▶ [Stated goal] Exactly as written, retype the listing below, omitting the pictures.

--- start Task input ---

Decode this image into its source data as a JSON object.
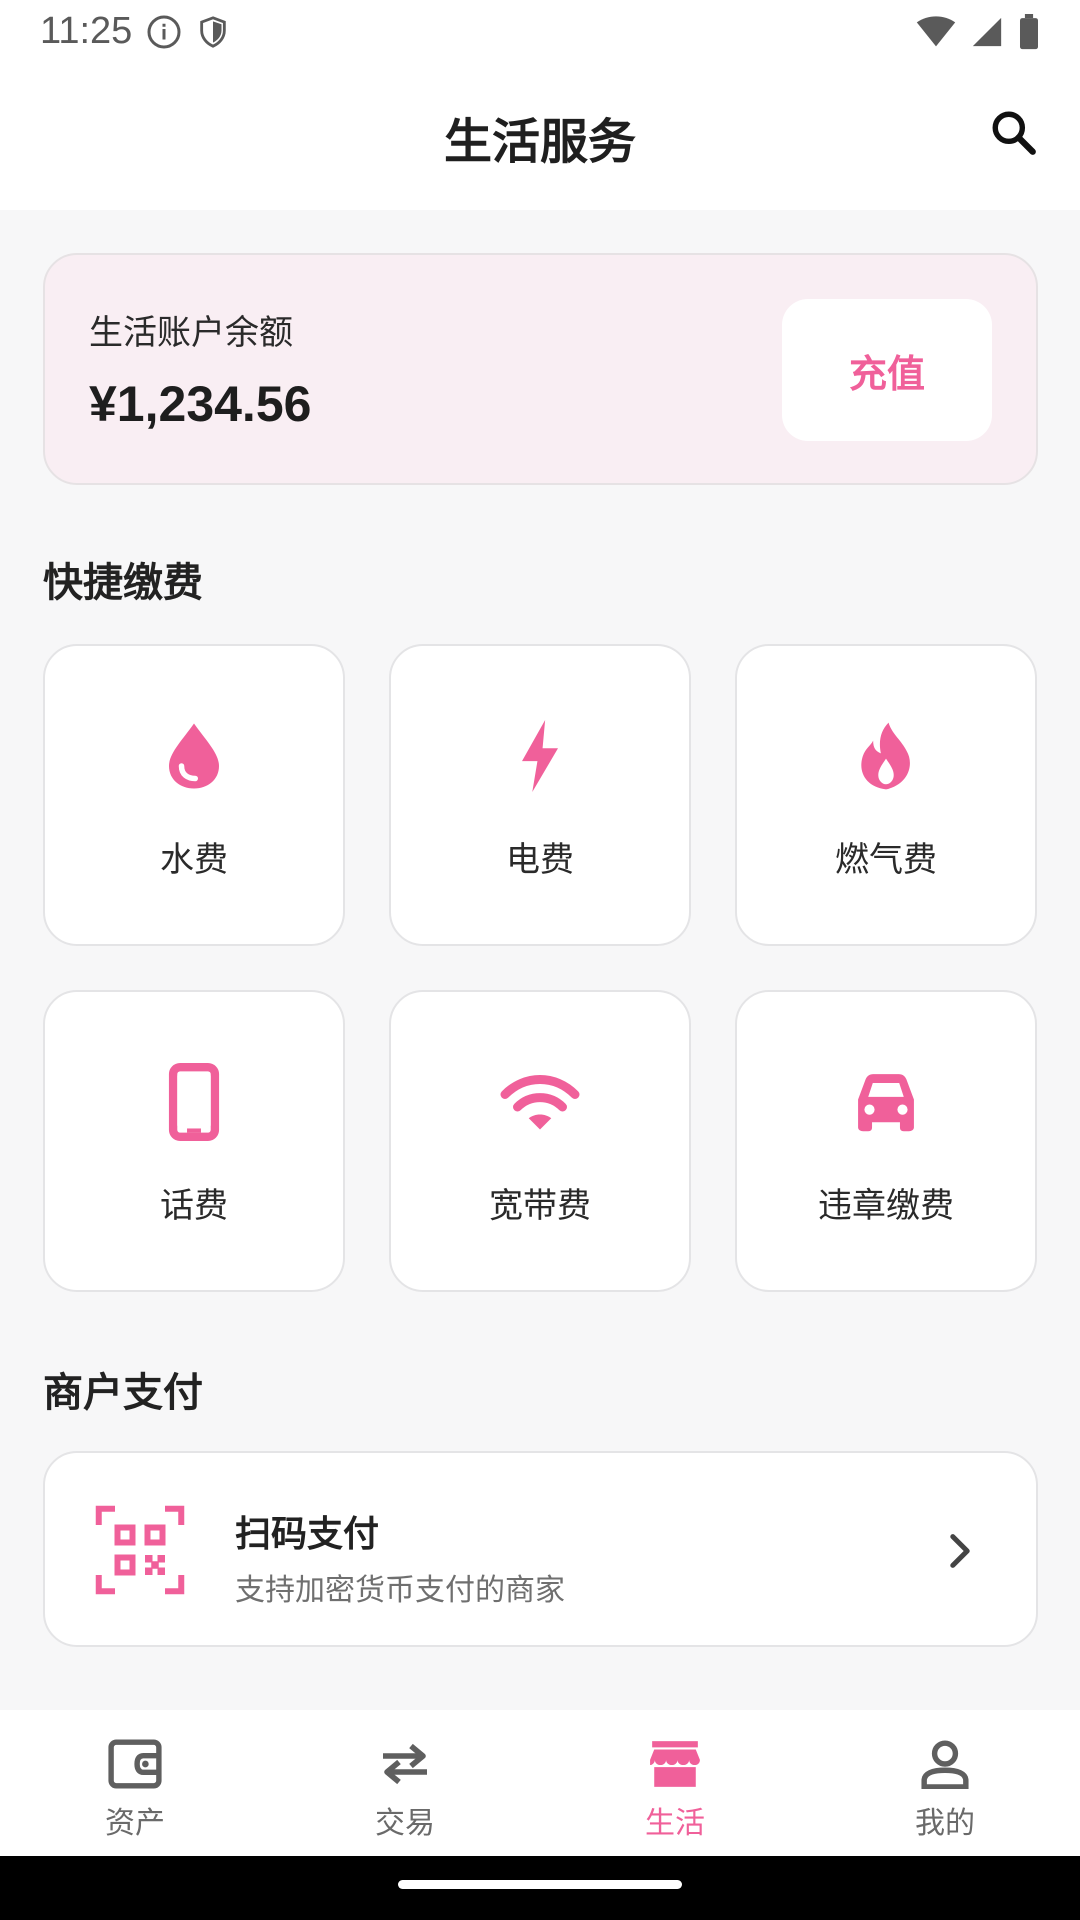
{
  "status_bar": {
    "time": "11:25"
  },
  "header": {
    "title": "生活服务"
  },
  "balance": {
    "label": "生活账户余额",
    "amount": "¥1,234.56",
    "recharge_label": "充值"
  },
  "quick_pay": {
    "title": "快捷缴费",
    "items": [
      {
        "label": "水费",
        "icon": "water-drop-icon"
      },
      {
        "label": "电费",
        "icon": "lightning-icon"
      },
      {
        "label": "燃气费",
        "icon": "flame-icon"
      },
      {
        "label": "话费",
        "icon": "phone-icon"
      },
      {
        "label": "宽带费",
        "icon": "wifi-icon"
      },
      {
        "label": "违章缴费",
        "icon": "car-icon"
      }
    ]
  },
  "merchant": {
    "title": "商户支付",
    "item": {
      "title": "扫码支付",
      "subtitle": "支持加密货币支付的商家",
      "icon": "qr-code-icon"
    }
  },
  "bottom_nav": {
    "items": [
      {
        "label": "资产",
        "icon": "wallet-icon"
      },
      {
        "label": "交易",
        "icon": "swap-icon"
      },
      {
        "label": "生活",
        "icon": "store-icon",
        "active": true
      },
      {
        "label": "我的",
        "icon": "person-icon"
      }
    ]
  },
  "colors": {
    "accent": "#f0609a",
    "card_tint": "#f9eef3",
    "background": "#f7f7f8"
  }
}
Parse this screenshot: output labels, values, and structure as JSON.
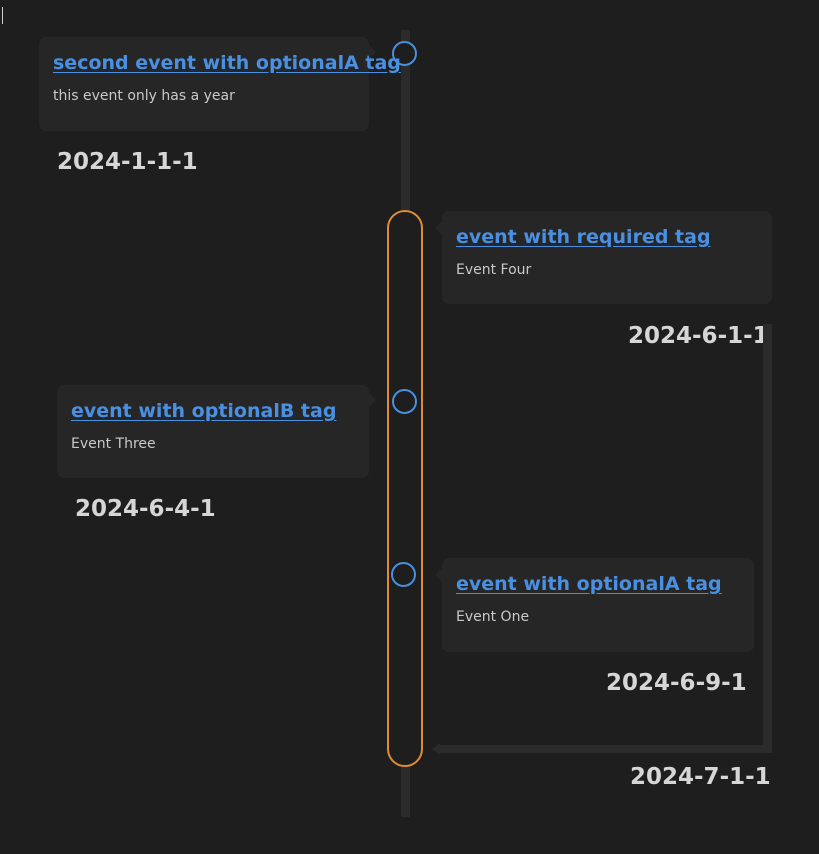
{
  "events": [
    {
      "title": "second event with optionalA tag",
      "description": "this event only has a year",
      "date": "2024-1-1-1"
    },
    {
      "title": "event with required tag",
      "description": "Event Four",
      "date": "2024-6-1-1",
      "end_date": "2024-7-1-1"
    },
    {
      "title": "event with optionalB tag",
      "description": "Event Three",
      "date": "2024-6-4-1"
    },
    {
      "title": "event with optionalA tag",
      "description": "Event One",
      "date": "2024-6-9-1"
    }
  ],
  "colors": {
    "background": "#1e1e1e",
    "card": "#262626",
    "link": "#4a90e2",
    "marker": "#4a8fd9",
    "range": "#e18a36",
    "axis": "#2b2b2b"
  }
}
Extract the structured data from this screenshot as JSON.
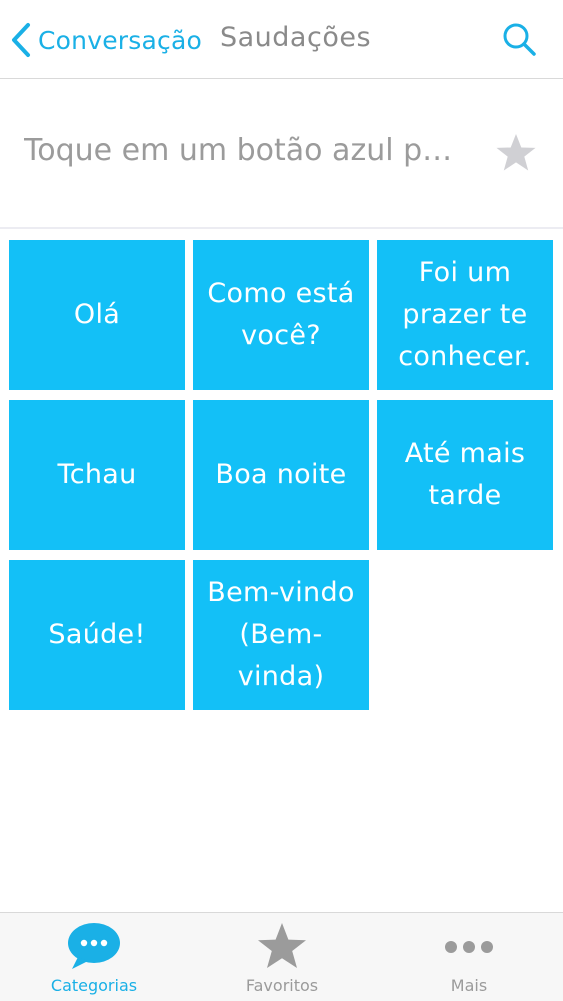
{
  "navbar": {
    "back_label": "Conversação",
    "title": "Saudações"
  },
  "prompt": {
    "text": "Toque em um botão azul p…"
  },
  "phrases": [
    "Olá",
    "Como está você?",
    "Foi um prazer te conhecer.",
    "Tchau",
    "Boa noite",
    "Até mais tarde",
    "Saúde!",
    "Bem-vindo (Bem-vinda)"
  ],
  "tabs": [
    {
      "label": "Categorias",
      "icon": "chat-bubble-icon",
      "active": true
    },
    {
      "label": "Favoritos",
      "icon": "star-icon",
      "active": false
    },
    {
      "label": "Mais",
      "icon": "more-dots-icon",
      "active": false
    }
  ],
  "colors": {
    "accent": "#1ab0e6",
    "tile": "#13c0f7",
    "muted": "#9b9b9b"
  }
}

--- end Task input ---

▶ [Answer in full]
Decode this image into its source data as a JSON object.
{
  "status_bar": {
    "time": "11:25"
  },
  "header": {
    "title": "生活服务"
  },
  "balance": {
    "label": "生活账户余额",
    "amount": "¥1,234.56",
    "recharge_label": "充值"
  },
  "quick_pay": {
    "title": "快捷缴费",
    "items": [
      {
        "label": "水费",
        "icon": "water-drop-icon"
      },
      {
        "label": "电费",
        "icon": "lightning-icon"
      },
      {
        "label": "燃气费",
        "icon": "flame-icon"
      },
      {
        "label": "话费",
        "icon": "phone-icon"
      },
      {
        "label": "宽带费",
        "icon": "wifi-icon"
      },
      {
        "label": "违章缴费",
        "icon": "car-icon"
      }
    ]
  },
  "merchant": {
    "title": "商户支付",
    "item": {
      "title": "扫码支付",
      "subtitle": "支持加密货币支付的商家",
      "icon": "qr-code-icon"
    }
  },
  "bottom_nav": {
    "items": [
      {
        "label": "资产",
        "icon": "wallet-icon"
      },
      {
        "label": "交易",
        "icon": "swap-icon"
      },
      {
        "label": "生活",
        "icon": "store-icon",
        "active": true
      },
      {
        "label": "我的",
        "icon": "person-icon"
      }
    ]
  },
  "colors": {
    "accent": "#f0609a",
    "card_tint": "#f9eef3",
    "background": "#f7f7f8"
  }
}
Parse this screenshot: output labels, values, and structure as JSON.
{
  "events": [
    {
      "title": "second event with optionalA tag",
      "description": "this event only has a year",
      "date": "2024-1-1-1"
    },
    {
      "title": "event with required tag",
      "description": "Event Four",
      "date": "2024-6-1-1",
      "end_date": "2024-7-1-1"
    },
    {
      "title": "event with optionalB tag",
      "description": "Event Three",
      "date": "2024-6-4-1"
    },
    {
      "title": "event with optionalA tag",
      "description": "Event One",
      "date": "2024-6-9-1"
    }
  ],
  "colors": {
    "background": "#1e1e1e",
    "card": "#262626",
    "link": "#4a90e2",
    "marker": "#4a8fd9",
    "range": "#e18a36",
    "axis": "#2b2b2b"
  }
}
Extract the structured data from this screenshot as JSON.
{
  "navbar": {
    "back_label": "Conversação",
    "title": "Saudações"
  },
  "prompt": {
    "text": "Toque em um botão azul p…"
  },
  "phrases": [
    "Olá",
    "Como está você?",
    "Foi um prazer te conhecer.",
    "Tchau",
    "Boa noite",
    "Até mais tarde",
    "Saúde!",
    "Bem-vindo (Bem-vinda)"
  ],
  "tabs": [
    {
      "label": "Categorias",
      "icon": "chat-bubble-icon",
      "active": true
    },
    {
      "label": "Favoritos",
      "icon": "star-icon",
      "active": false
    },
    {
      "label": "Mais",
      "icon": "more-dots-icon",
      "active": false
    }
  ],
  "colors": {
    "accent": "#1ab0e6",
    "tile": "#13c0f7",
    "muted": "#9b9b9b"
  }
}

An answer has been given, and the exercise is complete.